> _Goal_:
Identify every row below that contains the word "notifications" in any letter case, and copy each of those rows in full.

> _Extracted information_:
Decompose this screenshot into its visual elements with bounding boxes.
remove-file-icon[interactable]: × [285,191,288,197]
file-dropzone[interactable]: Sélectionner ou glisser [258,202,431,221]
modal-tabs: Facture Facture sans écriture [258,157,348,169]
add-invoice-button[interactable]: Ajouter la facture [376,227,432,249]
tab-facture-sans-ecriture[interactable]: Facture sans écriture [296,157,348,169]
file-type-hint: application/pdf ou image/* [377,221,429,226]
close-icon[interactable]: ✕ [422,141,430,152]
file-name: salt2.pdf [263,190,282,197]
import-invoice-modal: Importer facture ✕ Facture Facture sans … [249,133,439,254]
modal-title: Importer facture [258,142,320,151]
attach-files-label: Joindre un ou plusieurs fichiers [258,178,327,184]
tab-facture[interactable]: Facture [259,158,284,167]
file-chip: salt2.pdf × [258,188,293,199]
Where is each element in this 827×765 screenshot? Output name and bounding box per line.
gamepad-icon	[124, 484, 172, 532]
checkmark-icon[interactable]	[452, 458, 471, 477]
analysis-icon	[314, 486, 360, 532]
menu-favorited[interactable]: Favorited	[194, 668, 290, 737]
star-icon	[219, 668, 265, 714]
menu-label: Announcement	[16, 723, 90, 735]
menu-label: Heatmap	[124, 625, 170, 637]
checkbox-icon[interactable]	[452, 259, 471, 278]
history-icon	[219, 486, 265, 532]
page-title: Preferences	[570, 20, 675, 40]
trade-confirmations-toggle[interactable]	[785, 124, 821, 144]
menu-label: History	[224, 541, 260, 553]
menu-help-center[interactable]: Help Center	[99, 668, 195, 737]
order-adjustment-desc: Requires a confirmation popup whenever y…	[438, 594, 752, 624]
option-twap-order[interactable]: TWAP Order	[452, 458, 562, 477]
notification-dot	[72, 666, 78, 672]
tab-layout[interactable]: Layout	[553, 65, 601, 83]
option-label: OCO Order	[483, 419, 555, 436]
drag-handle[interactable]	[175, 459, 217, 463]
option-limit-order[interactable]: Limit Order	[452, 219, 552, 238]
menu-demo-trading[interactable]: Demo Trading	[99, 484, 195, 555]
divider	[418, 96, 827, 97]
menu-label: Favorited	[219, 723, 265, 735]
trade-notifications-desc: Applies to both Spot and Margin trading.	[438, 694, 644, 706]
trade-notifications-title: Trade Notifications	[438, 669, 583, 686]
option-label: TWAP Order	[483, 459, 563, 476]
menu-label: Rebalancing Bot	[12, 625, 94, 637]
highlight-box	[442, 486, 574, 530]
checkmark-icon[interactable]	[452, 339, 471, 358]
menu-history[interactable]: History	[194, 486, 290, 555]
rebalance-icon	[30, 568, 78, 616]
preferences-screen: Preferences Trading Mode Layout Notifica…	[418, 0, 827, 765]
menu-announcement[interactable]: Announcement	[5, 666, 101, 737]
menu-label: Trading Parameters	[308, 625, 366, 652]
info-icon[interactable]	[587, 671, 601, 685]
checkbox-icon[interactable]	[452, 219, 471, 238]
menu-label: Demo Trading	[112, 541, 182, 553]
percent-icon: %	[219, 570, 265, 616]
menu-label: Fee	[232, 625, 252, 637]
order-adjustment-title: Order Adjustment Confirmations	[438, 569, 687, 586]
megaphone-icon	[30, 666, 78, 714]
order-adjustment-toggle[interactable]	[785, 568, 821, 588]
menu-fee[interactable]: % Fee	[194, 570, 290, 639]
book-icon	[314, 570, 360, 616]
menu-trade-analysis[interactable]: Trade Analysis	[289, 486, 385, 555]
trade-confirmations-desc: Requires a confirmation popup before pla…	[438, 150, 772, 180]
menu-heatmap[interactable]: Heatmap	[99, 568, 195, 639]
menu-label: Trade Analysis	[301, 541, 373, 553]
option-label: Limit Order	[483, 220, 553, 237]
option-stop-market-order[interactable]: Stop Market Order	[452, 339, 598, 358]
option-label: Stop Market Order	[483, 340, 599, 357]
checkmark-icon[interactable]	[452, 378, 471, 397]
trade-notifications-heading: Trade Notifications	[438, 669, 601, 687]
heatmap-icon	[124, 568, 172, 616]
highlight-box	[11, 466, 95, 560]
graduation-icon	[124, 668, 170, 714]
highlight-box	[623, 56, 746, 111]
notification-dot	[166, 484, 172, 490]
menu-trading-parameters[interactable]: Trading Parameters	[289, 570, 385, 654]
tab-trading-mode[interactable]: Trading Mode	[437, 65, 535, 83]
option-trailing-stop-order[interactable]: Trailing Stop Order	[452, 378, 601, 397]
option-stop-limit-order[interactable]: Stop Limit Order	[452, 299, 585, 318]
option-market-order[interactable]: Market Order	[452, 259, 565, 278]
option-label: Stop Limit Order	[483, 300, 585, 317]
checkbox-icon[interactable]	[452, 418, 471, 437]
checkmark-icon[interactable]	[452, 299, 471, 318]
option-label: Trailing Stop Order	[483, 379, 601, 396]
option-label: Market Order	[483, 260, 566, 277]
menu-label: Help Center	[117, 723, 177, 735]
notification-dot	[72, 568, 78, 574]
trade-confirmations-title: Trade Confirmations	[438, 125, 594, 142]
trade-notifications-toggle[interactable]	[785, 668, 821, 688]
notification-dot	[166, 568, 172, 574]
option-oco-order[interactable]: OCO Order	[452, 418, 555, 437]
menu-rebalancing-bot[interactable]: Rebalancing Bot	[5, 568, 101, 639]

> _Answer to this task_:
trade-notifications-desc: Applies to both Spot and Margin trading.	[438, 694, 644, 706]
trade-notifications-title: Trade Notifications	[438, 669, 583, 686]
trade-notifications-heading: Trade Notifications	[438, 669, 601, 687]
trade-notifications-toggle[interactable]	[785, 668, 821, 688]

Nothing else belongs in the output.